▸ **Input rows**:

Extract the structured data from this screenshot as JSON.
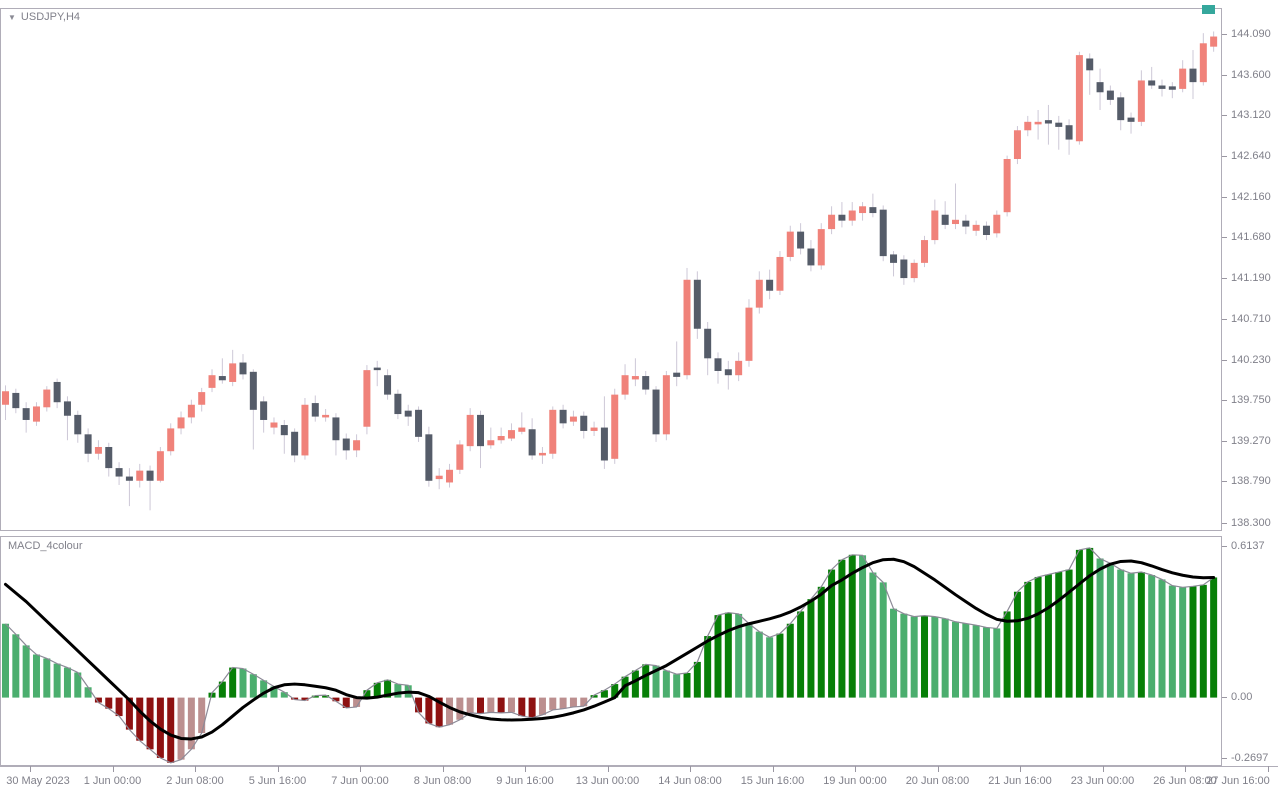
{
  "window": {
    "symbol_label": "USDJPY,H4",
    "indicator_label": "MACD_4colour",
    "dropdown_glyph": "▼"
  },
  "price_axis": {
    "labels": [
      "144.090",
      "143.600",
      "143.120",
      "142.640",
      "142.160",
      "141.680",
      "141.190",
      "140.710",
      "140.230",
      "139.750",
      "139.270",
      "138.790",
      "138.300"
    ],
    "values": [
      144.09,
      143.6,
      143.12,
      142.64,
      142.16,
      141.68,
      141.19,
      140.71,
      140.23,
      139.75,
      139.27,
      138.79,
      138.3
    ]
  },
  "macd_axis": {
    "labels": [
      "0.6137",
      "0.00",
      "-0.2697"
    ],
    "values": [
      0.6137,
      0.0,
      -0.2697
    ]
  },
  "time_axis": {
    "labels": [
      "30 May 2023",
      "1 Jun 00:00",
      "2 Jun 08:00",
      "5 Jun 16:00",
      "7 Jun 00:00",
      "8 Jun 08:00",
      "9 Jun 16:00",
      "13 Jun 00:00",
      "14 Jun 08:00",
      "15 Jun 16:00",
      "19 Jun 00:00",
      "20 Jun 08:00",
      "21 Jun 16:00",
      "23 Jun 00:00",
      "26 Jun 08:00",
      "27 Jun 16:00"
    ]
  },
  "colors": {
    "bull_candle": "#f0827a",
    "bear_candle": "#555c69",
    "wick": "#cdc8d7",
    "macd_up_rising": "#077f07",
    "macd_up_falling": "#4bae6e",
    "macd_down_falling": "#8e1111",
    "macd_down_rising": "#bc8f8f",
    "macd_line": "#8c8a97",
    "signal_line": "#000000",
    "panel_border": "#b0adb8",
    "axis_text": "#80808a",
    "end_marker": "#35a79c",
    "background": "#ffffff"
  },
  "chart_data": [
    {
      "type": "candlestick",
      "symbol": "USDJPY",
      "timeframe": "H4",
      "title": "USDJPY,H4",
      "ylim": [
        138.3,
        144.09
      ],
      "grid": false,
      "candles_ohlc": [
        [
          139.7,
          139.93,
          139.52,
          139.86
        ],
        [
          139.84,
          139.89,
          139.6,
          139.66
        ],
        [
          139.66,
          139.73,
          139.37,
          139.52
        ],
        [
          139.5,
          139.73,
          139.45,
          139.68
        ],
        [
          139.67,
          139.92,
          139.62,
          139.88
        ],
        [
          139.97,
          140.01,
          139.66,
          139.73
        ],
        [
          139.74,
          139.8,
          139.28,
          139.57
        ],
        [
          139.58,
          139.63,
          139.25,
          139.35
        ],
        [
          139.35,
          139.42,
          139.02,
          139.12
        ],
        [
          139.12,
          139.28,
          139.05,
          139.2
        ],
        [
          139.2,
          139.25,
          138.85,
          138.95
        ],
        [
          138.95,
          139.02,
          138.75,
          138.85
        ],
        [
          138.85,
          138.95,
          138.5,
          138.8
        ],
        [
          138.8,
          139.0,
          138.72,
          138.92
        ],
        [
          138.92,
          138.98,
          138.45,
          138.8
        ],
        [
          138.8,
          139.2,
          138.78,
          139.15
        ],
        [
          139.15,
          139.48,
          139.1,
          139.42
        ],
        [
          139.42,
          139.62,
          139.35,
          139.55
        ],
        [
          139.55,
          139.76,
          139.48,
          139.7
        ],
        [
          139.7,
          139.9,
          139.62,
          139.85
        ],
        [
          139.9,
          140.12,
          139.85,
          140.05
        ],
        [
          140.04,
          140.25,
          139.95,
          139.99
        ],
        [
          139.97,
          140.35,
          139.92,
          140.19
        ],
        [
          140.2,
          140.3,
          140.0,
          140.06
        ],
        [
          140.09,
          140.12,
          139.17,
          139.64
        ],
        [
          139.74,
          139.8,
          139.37,
          139.52
        ],
        [
          139.43,
          139.55,
          139.35,
          139.49
        ],
        [
          139.46,
          139.52,
          139.12,
          139.34
        ],
        [
          139.38,
          139.42,
          139.02,
          139.1
        ],
        [
          139.1,
          139.78,
          139.05,
          139.7
        ],
        [
          139.72,
          139.81,
          139.5,
          139.56
        ],
        [
          139.55,
          139.65,
          139.5,
          139.58
        ],
        [
          139.55,
          139.6,
          139.1,
          139.28
        ],
        [
          139.3,
          139.36,
          139.05,
          139.16
        ],
        [
          139.16,
          139.35,
          139.08,
          139.28
        ],
        [
          139.44,
          140.17,
          139.35,
          140.11
        ],
        [
          140.14,
          140.22,
          139.92,
          140.11
        ],
        [
          140.05,
          140.12,
          139.76,
          139.82
        ],
        [
          139.83,
          139.88,
          139.53,
          139.59
        ],
        [
          139.63,
          139.7,
          139.45,
          139.56
        ],
        [
          139.64,
          139.68,
          139.26,
          139.32
        ],
        [
          139.35,
          139.44,
          138.73,
          138.8
        ],
        [
          138.82,
          138.95,
          138.7,
          138.86
        ],
        [
          138.78,
          139.0,
          138.72,
          138.93
        ],
        [
          138.93,
          139.28,
          138.88,
          139.23
        ],
        [
          139.21,
          139.66,
          139.15,
          139.58
        ],
        [
          139.58,
          139.63,
          138.95,
          139.21
        ],
        [
          139.22,
          139.43,
          139.18,
          139.28
        ],
        [
          139.28,
          139.43,
          139.24,
          139.33
        ],
        [
          139.3,
          139.48,
          139.27,
          139.4
        ],
        [
          139.38,
          139.61,
          139.35,
          139.43
        ],
        [
          139.41,
          139.54,
          139.05,
          139.1
        ],
        [
          139.1,
          139.2,
          139.0,
          139.13
        ],
        [
          139.12,
          139.68,
          139.06,
          139.64
        ],
        [
          139.64,
          139.7,
          139.42,
          139.48
        ],
        [
          139.5,
          139.63,
          139.45,
          139.56
        ],
        [
          139.57,
          139.62,
          139.3,
          139.39
        ],
        [
          139.39,
          139.5,
          139.33,
          139.43
        ],
        [
          139.43,
          139.8,
          138.94,
          139.04
        ],
        [
          139.06,
          139.89,
          139.0,
          139.82
        ],
        [
          139.82,
          140.18,
          139.76,
          140.05
        ],
        [
          140.0,
          140.25,
          139.92,
          140.04
        ],
        [
          140.04,
          140.1,
          139.82,
          139.88
        ],
        [
          139.88,
          139.92,
          139.26,
          139.35
        ],
        [
          139.35,
          140.1,
          139.28,
          140.05
        ],
        [
          140.08,
          140.45,
          139.92,
          140.03
        ],
        [
          140.05,
          141.32,
          140.0,
          141.18
        ],
        [
          141.18,
          141.28,
          140.48,
          140.6
        ],
        [
          140.6,
          140.68,
          140.05,
          140.25
        ],
        [
          140.25,
          140.32,
          139.95,
          140.1
        ],
        [
          140.12,
          140.22,
          139.88,
          140.05
        ],
        [
          140.05,
          140.32,
          139.98,
          140.22
        ],
        [
          140.22,
          140.95,
          140.15,
          140.85
        ],
        [
          140.85,
          141.28,
          140.78,
          141.18
        ],
        [
          141.18,
          141.3,
          140.95,
          141.05
        ],
        [
          141.05,
          141.52,
          141.0,
          141.45
        ],
        [
          141.45,
          141.82,
          141.4,
          141.75
        ],
        [
          141.75,
          141.85,
          141.48,
          141.55
        ],
        [
          141.55,
          141.65,
          141.28,
          141.35
        ],
        [
          141.35,
          141.85,
          141.3,
          141.78
        ],
        [
          141.78,
          142.05,
          141.72,
          141.95
        ],
        [
          141.95,
          142.1,
          141.8,
          141.88
        ],
        [
          141.88,
          142.1,
          141.82,
          142.0
        ],
        [
          141.97,
          142.1,
          141.88,
          142.05
        ],
        [
          142.04,
          142.2,
          141.92,
          141.97
        ],
        [
          142.01,
          142.06,
          141.4,
          141.46
        ],
        [
          141.48,
          141.52,
          141.22,
          141.38
        ],
        [
          141.42,
          141.47,
          141.12,
          141.2
        ],
        [
          141.2,
          141.42,
          141.15,
          141.38
        ],
        [
          141.38,
          141.7,
          141.33,
          141.65
        ],
        [
          141.65,
          142.13,
          141.6,
          142.0
        ],
        [
          141.95,
          142.11,
          141.78,
          141.83
        ],
        [
          141.84,
          142.32,
          141.78,
          141.89
        ],
        [
          141.88,
          141.95,
          141.72,
          141.81
        ],
        [
          141.76,
          141.88,
          141.7,
          141.83
        ],
        [
          141.82,
          141.87,
          141.65,
          141.71
        ],
        [
          141.73,
          142.0,
          141.68,
          141.95
        ],
        [
          141.98,
          142.65,
          141.93,
          142.61
        ],
        [
          142.61,
          143.0,
          142.55,
          142.95
        ],
        [
          142.95,
          143.12,
          142.88,
          143.05
        ],
        [
          143.02,
          143.19,
          142.84,
          143.05
        ],
        [
          143.07,
          143.25,
          142.78,
          143.03
        ],
        [
          143.04,
          143.12,
          142.72,
          142.99
        ],
        [
          143.01,
          143.08,
          142.66,
          142.84
        ],
        [
          142.82,
          143.88,
          142.78,
          143.84
        ],
        [
          143.8,
          143.86,
          143.37,
          143.66
        ],
        [
          143.52,
          143.68,
          143.19,
          143.4
        ],
        [
          143.42,
          143.48,
          143.25,
          143.31
        ],
        [
          143.34,
          143.4,
          142.95,
          143.07
        ],
        [
          143.1,
          143.16,
          142.91,
          143.05
        ],
        [
          143.05,
          143.66,
          143.0,
          143.54
        ],
        [
          143.54,
          143.7,
          143.44,
          143.48
        ],
        [
          143.48,
          143.55,
          143.35,
          143.44
        ],
        [
          143.47,
          143.52,
          143.33,
          143.43
        ],
        [
          143.44,
          143.78,
          143.4,
          143.68
        ],
        [
          143.68,
          143.9,
          143.32,
          143.52
        ],
        [
          143.52,
          144.1,
          143.48,
          143.98
        ],
        [
          143.94,
          144.12,
          143.88,
          144.06
        ]
      ]
    },
    {
      "type": "bar",
      "name": "MACD_4colour",
      "ylim": [
        -0.2697,
        0.6137
      ],
      "histogram": [
        0.3,
        0.257,
        0.212,
        0.175,
        0.159,
        0.138,
        0.122,
        0.102,
        0.042,
        -0.02,
        -0.045,
        -0.075,
        -0.13,
        -0.175,
        -0.21,
        -0.245,
        -0.265,
        -0.252,
        -0.21,
        -0.144,
        0.02,
        0.065,
        0.122,
        0.118,
        0.095,
        0.07,
        0.045,
        0.022,
        -0.008,
        -0.012,
        0.008,
        0.01,
        -0.015,
        -0.042,
        -0.038,
        0.03,
        0.06,
        0.072,
        0.055,
        0.05,
        -0.06,
        -0.105,
        -0.12,
        -0.11,
        -0.09,
        -0.062,
        -0.065,
        -0.06,
        -0.062,
        -0.06,
        -0.075,
        -0.082,
        -0.07,
        -0.05,
        -0.045,
        -0.038,
        -0.035,
        0.01,
        0.03,
        0.055,
        0.085,
        0.11,
        0.135,
        0.13,
        0.11,
        0.095,
        0.1,
        0.145,
        0.25,
        0.335,
        0.345,
        0.34,
        0.3,
        0.268,
        0.245,
        0.26,
        0.3,
        0.35,
        0.4,
        0.45,
        0.52,
        0.56,
        0.58,
        0.578,
        0.508,
        0.468,
        0.361,
        0.341,
        0.329,
        0.333,
        0.329,
        0.321,
        0.308,
        0.301,
        0.294,
        0.285,
        0.281,
        0.35,
        0.43,
        0.47,
        0.49,
        0.5,
        0.51,
        0.52,
        0.6,
        0.608,
        0.565,
        0.545,
        0.52,
        0.505,
        0.51,
        0.498,
        0.48,
        0.455,
        0.448,
        0.452,
        0.458,
        0.488
      ],
      "signal": [
        0.46,
        0.425,
        0.39,
        0.35,
        0.31,
        0.27,
        0.23,
        0.19,
        0.15,
        0.11,
        0.07,
        0.03,
        -0.01,
        -0.055,
        -0.095,
        -0.128,
        -0.152,
        -0.166,
        -0.168,
        -0.16,
        -0.14,
        -0.11,
        -0.075,
        -0.04,
        -0.01,
        0.018,
        0.04,
        0.052,
        0.055,
        0.052,
        0.046,
        0.04,
        0.03,
        0.012,
        0.0,
        -0.002,
        0.002,
        0.01,
        0.018,
        0.022,
        0.02,
        0.005,
        -0.018,
        -0.04,
        -0.058,
        -0.07,
        -0.08,
        -0.087,
        -0.09,
        -0.091,
        -0.09,
        -0.088,
        -0.085,
        -0.08,
        -0.072,
        -0.062,
        -0.05,
        -0.035,
        -0.018,
        0.0,
        0.048,
        0.068,
        0.09,
        0.11,
        0.13,
        0.155,
        0.18,
        0.205,
        0.23,
        0.252,
        0.272,
        0.288,
        0.3,
        0.31,
        0.32,
        0.332,
        0.348,
        0.368,
        0.392,
        0.42,
        0.455,
        0.478,
        0.505,
        0.528,
        0.548,
        0.56,
        0.562,
        0.552,
        0.532,
        0.505,
        0.478,
        0.448,
        0.418,
        0.39,
        0.362,
        0.338,
        0.318,
        0.31,
        0.312,
        0.322,
        0.34,
        0.365,
        0.395,
        0.428,
        0.462,
        0.495,
        0.522,
        0.542,
        0.553,
        0.555,
        0.548,
        0.535,
        0.52,
        0.507,
        0.497,
        0.49,
        0.487,
        0.488
      ]
    }
  ]
}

▸ **What you should do**:
Identify every line above with the string "USDJPY" in it. Copy those lines.

▸ **Result for this exercise**:
    "symbol_label": "USDJPY,H4",
      "symbol": "USDJPY",
      "title": "USDJPY,H4",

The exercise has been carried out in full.